▶ [Instructions to follow]:
Across the listing below, count the lines that mention the string "เมษายน". Reply with the figure only.
########################################
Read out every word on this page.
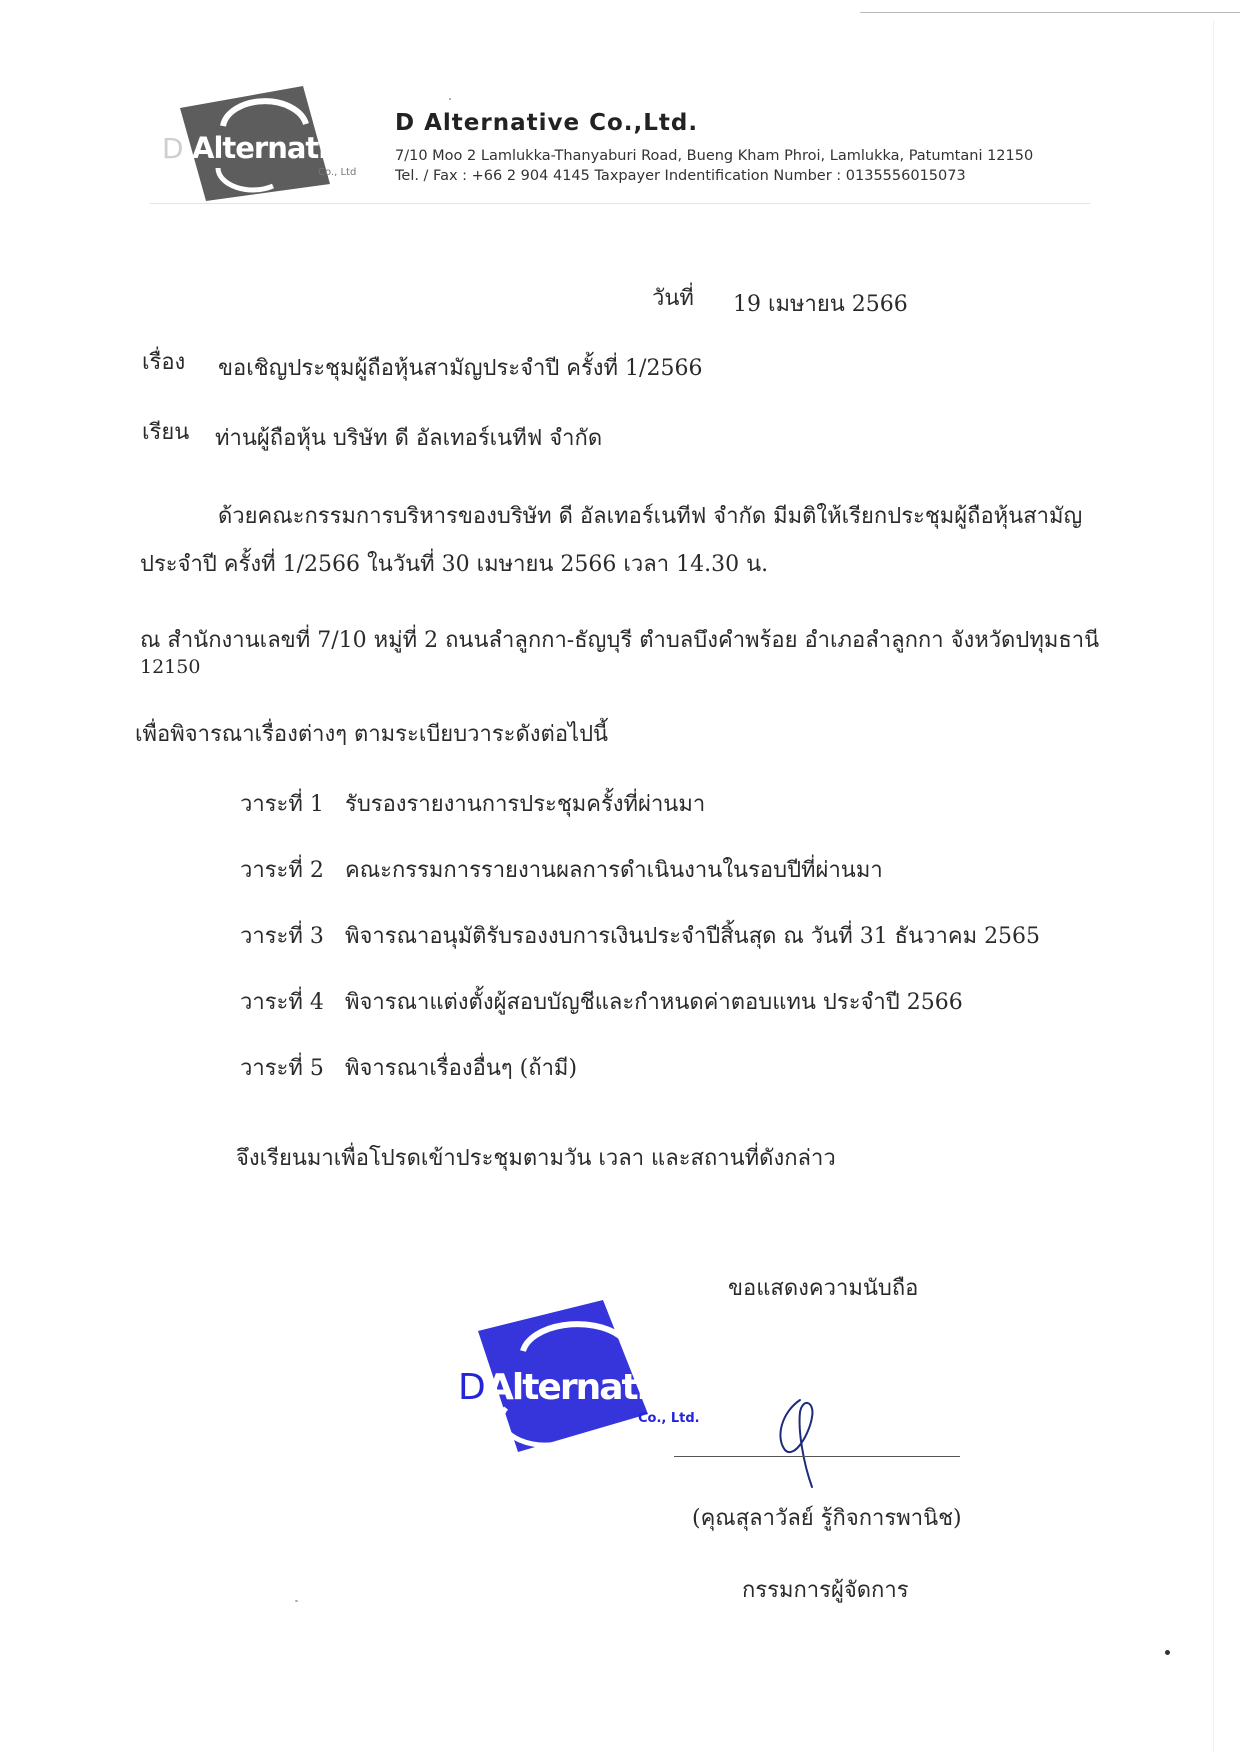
D Alternative
Co., Ltd
D Alternative Co.,Ltd.
7/10 Moo 2 Lamlukka-Thanyaburi Road, Bueng Kham Phroi, Lamlukka, Patumtani 12150
Tel. / Fax : +66 2 904 4145 Taxpayer Indentification Number : 0135556015073
วันที่ 19 เมษายน 2566
เรื่อง ขอเชิญประชุมผู้ถือหุ้นสามัญประจำปี ครั้งที่ 1/2566
เรียน ท่านผู้ถือหุ้น บริษัท ดี อัลเทอร์เนทีฟ จำกัด
ด้วยคณะกรรมการบริหารของบริษัท ดี อัลเทอร์เนทีฟ จำกัด มีมติให้เรียกประชุมผู้ถือหุ้นสามัญ
ประจำปี ครั้งที่ 1/2566 ในวันที่ 30 เมษายน 2566 เวลา 14.30 น.
ณ สำนักงานเลขที่ 7/10 หมู่ที่ 2 ถนนลำลูกกา-ธัญบุรี ตำบลบึงคำพร้อย อำเภอลำลูกกา จังหวัดปทุมธานี
12150
เพื่อพิจารณาเรื่องต่างๆ ตามระเบียบวาระดังต่อไปนี้
วาระที่ 1 รับรองรายงานการประชุมครั้งที่ผ่านมา
วาระที่ 2 คณะกรรมการรายงานผลการดำเนินงานในรอบปีที่ผ่านมา
วาระที่ 3 พิจารณาอนุมัติรับรองงบการเงินประจำปีสิ้นสุด ณ วันที่ 31 ธันวาคม 2565
วาระที่ 4 พิจารณาแต่งตั้งผู้สอบบัญชีและกำหนดค่าตอบแทน ประจำปี 2566
วาระที่ 5 พิจารณาเรื่องอื่นๆ (ถ้ามี)
จึงเรียนมาเพื่อโปรดเข้าประชุมตามวัน เวลา และสถานที่ดังกล่าว
ขอแสดงความนับถือ
D Alternative
Co., Ltd.
(คุณสุลาวัลย์ รู้กิจการพานิช)
กรรมการผู้จัดการ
########################################
▶ [Response below]:
2